Below is a block of records: output all of them exactly and leave out the pictures.

___ Provided information ___

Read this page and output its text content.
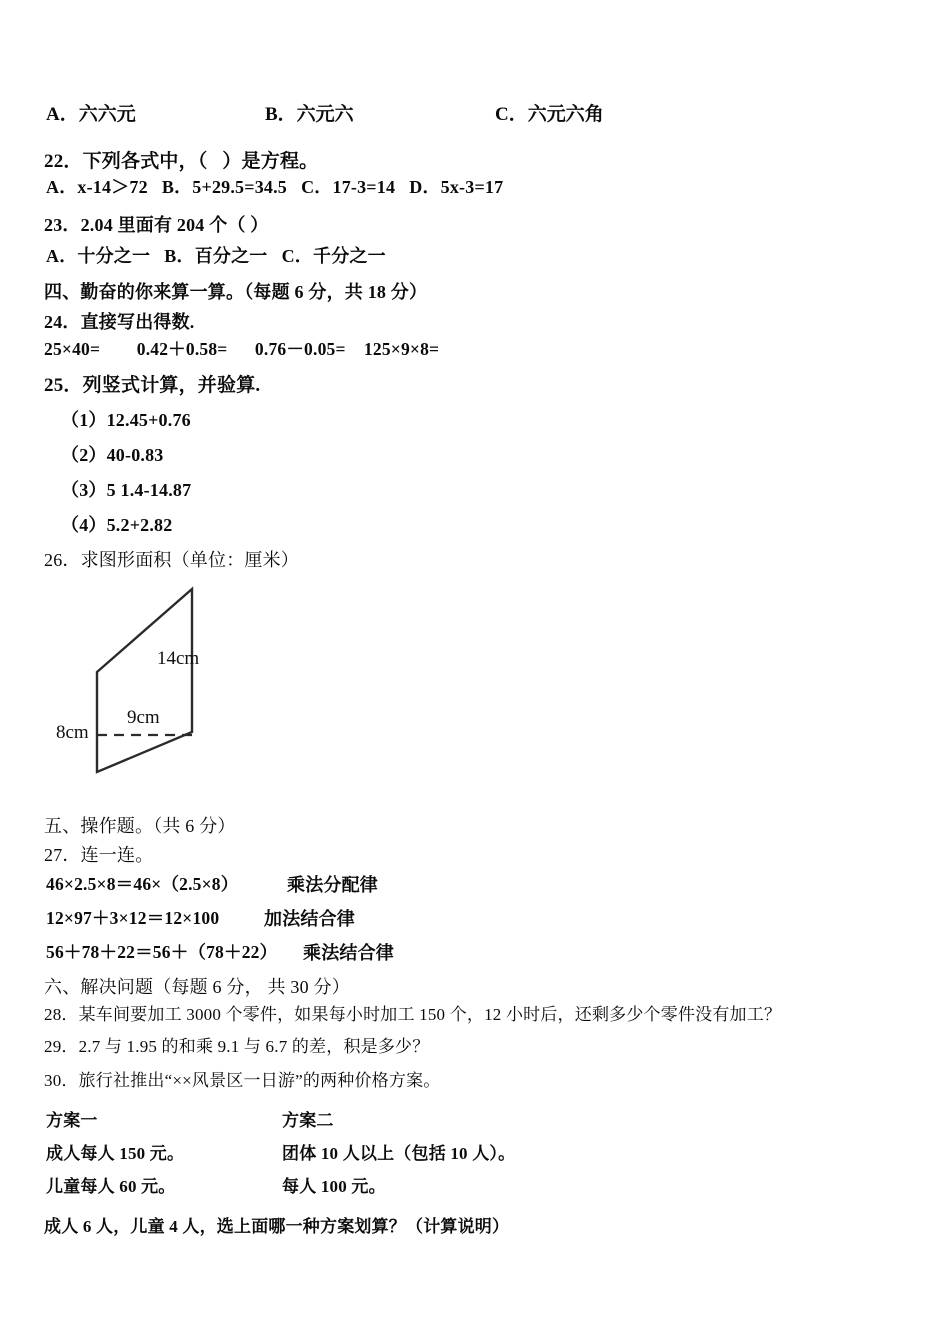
A．六六元	B．六元六	C．六元六角
22．下列各式中，（   ）是方程。
A．x-14＞72   B．5+29.5=34.5   C．17-3=14   D．5x-3=17
23．2.04 里面有 204 个（ ）
A．十分之一   B．百分之一   C．千分之一
四、勤奋的你来算一算。（每题 6 分，共 18 分）
24．直接写出得数.
25×40=        0.42＋0.58=      0.76－0.05=    125×9×8=
25．列竖式计算，并验算.
（1）12.45+0.76
（2）40-0.83
（3）5 1.4-14.87
（4）5.2+2.82
26．求图形面积（单位：厘米）
14cm
9cm
8cm
五、操作题。（共 6 分）
27．连一连。
46×2.5×8＝46×（2.5×8）	乘法分配律
12×97＋3×12＝12×100 加法结合律
56＋78＋22＝56＋（78＋22） 乘法结合律
六、解决问题（每题 6 分， 共 30 分）
28．某车间要加工 3000 个零件，如果每小时加工 150 个，12 小时后，还剩多少个零件没有加工？
29．2.7 与 1.95 的和乘 9.1 与 6.7 的差，积是多少？
30．旅行社推出“××风景区一日游”的两种价格方案。
方案一	方案二
成人每人 150 元。	团体 10 人以上（包括 10 人）。
儿童每人 60 元。	每人 100 元。
成人 6 人，儿童 4 人，选上面哪一种方案划算？（计算说明）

___

**Answer below**
Read this page and output its text content.
A．六六元	B．六元六	C．六元六角
22．下列各式中，（   ）是方程。
A．x-14＞72   B．5+29.5=34.5   C．17-3=14   D．5x-3=17
23．2.04 里面有 204 个（ ）
A．十分之一   B．百分之一   C．千分之一
四、勤奋的你来算一算。（每题 6 分，共 18 分）
24．直接写出得数.
25×40=        0.42＋0.58=      0.76－0.05=    125×9×8=
25．列竖式计算，并验算.
（1）12.45+0.76
（2）40-0.83
（3）5 1.4-14.87
（4）5.2+2.82
26．求图形面积（单位：厘米）
14cm
9cm
8cm
五、操作题。（共 6 分）
27．连一连。
46×2.5×8＝46×（2.5×8）	乘法分配律
12×97＋3×12＝12×100 加法结合律
56＋78＋22＝56＋（78＋22） 乘法结合律
六、解决问题（每题 6 分， 共 30 分）
28．某车间要加工 3000 个零件，如果每小时加工 150 个，12 小时后，还剩多少个零件没有加工？
29．2.7 与 1.95 的和乘 9.1 与 6.7 的差，积是多少？
30．旅行社推出“××风景区一日游”的两种价格方案。
方案一	方案二
成人每人 150 元。	团体 10 人以上（包括 10 人）。
儿童每人 60 元。	每人 100 元。
成人 6 人，儿童 4 人，选上面哪一种方案划算？（计算说明）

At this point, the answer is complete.